▶ **Task instructions**:
Locate each line containing the string "content" and copy it out.

▶ **Available data**:
..........
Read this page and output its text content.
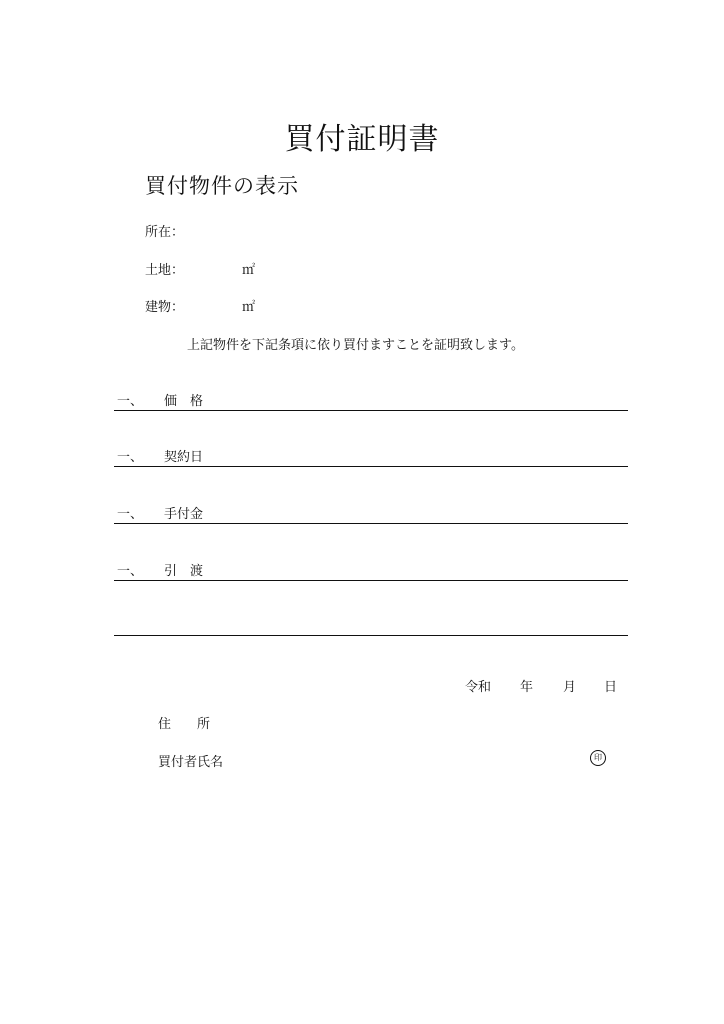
買付証明書
買付物件の表示
所在：
土地：	㎡
建物：	㎡
上記物件を下記条項に依り買付ますことを証明致します。
一、 価　格
一、 契約日
一、 手付金
一、 引　渡
令和 年 月 日
住　　所
買付者氏名	印
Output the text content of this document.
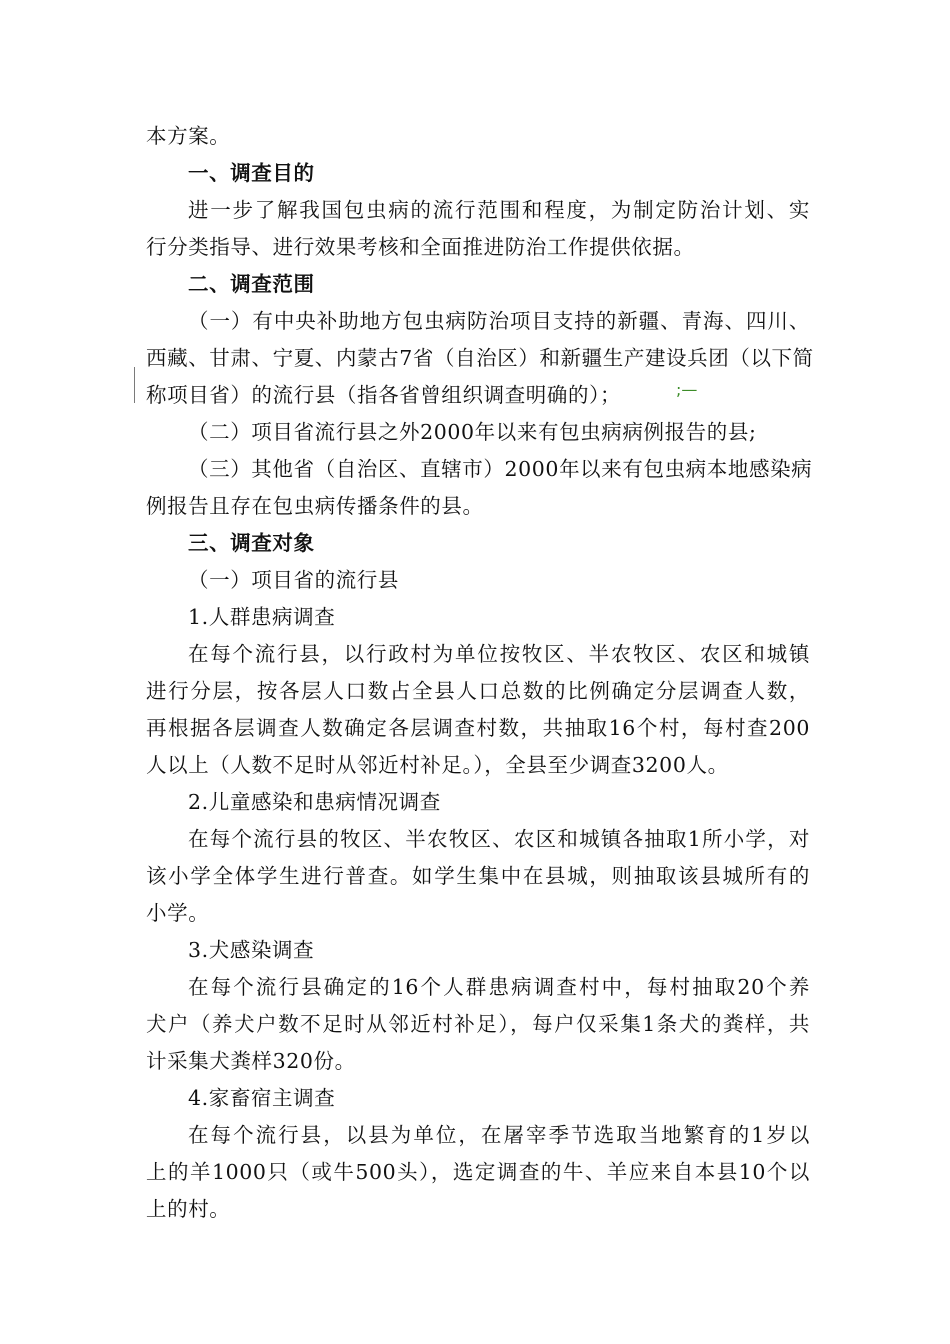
本方案。
一、调查目的
进一步了解我国包虫病的流行范围和程度，为制定防治计划、实
行分类指导、进行效果考核和全面推进防治工作提供依据。
二、调查范围
（一）有中央补助地方包虫病防治项目支持的新疆、青海、四川、
西藏、甘肃、宁夏、内蒙古7省（自治区）和新疆生产建设兵团（以下简
称项目省）的流行县（指各省曾组织调查明确的）；	;—
（二）项目省流行县之外2000年以来有包虫病病例报告的县;
（三）其他省（自治区、直辖市）2000年以来有包虫病本地感染病
例报告且存在包虫病传播条件的县。
三、调查对象
（一）项目省的流行县
1.人群患病调查
在每个流行县，以行政村为单位按牧区、半农牧区、农区和城镇
进行分层，按各层人口数占全县人口总数的比例确定分层调查人数，
再根据各层调查人数确定各层调查村数，共抽取16个村，每村查200
人以上（人数不足时从邻近村补足。），全县至少调查3200人。
2.儿童感染和患病情况调查
在每个流行县的牧区、半农牧区、农区和城镇各抽取1所小学，对
该小学全体学生进行普查。如学生集中在县城，则抽取该县城所有的
小学。
3.犬感染调查
在每个流行县确定的16个人群患病调查村中，每村抽取20个养
犬户（养犬户数不足时从邻近村补足），每户仅采集1条犬的粪样，共
计采集犬粪样320份。
4.家畜宿主调查
在每个流行县，以县为单位，在屠宰季节选取当地繁育的1岁以
上的羊1000只（或牛500头），选定调查的牛、羊应来自本县10个以
上的村。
..........
▶ **Solution to this exercise**:
Read this page and output its text content.
Output the text content of this document.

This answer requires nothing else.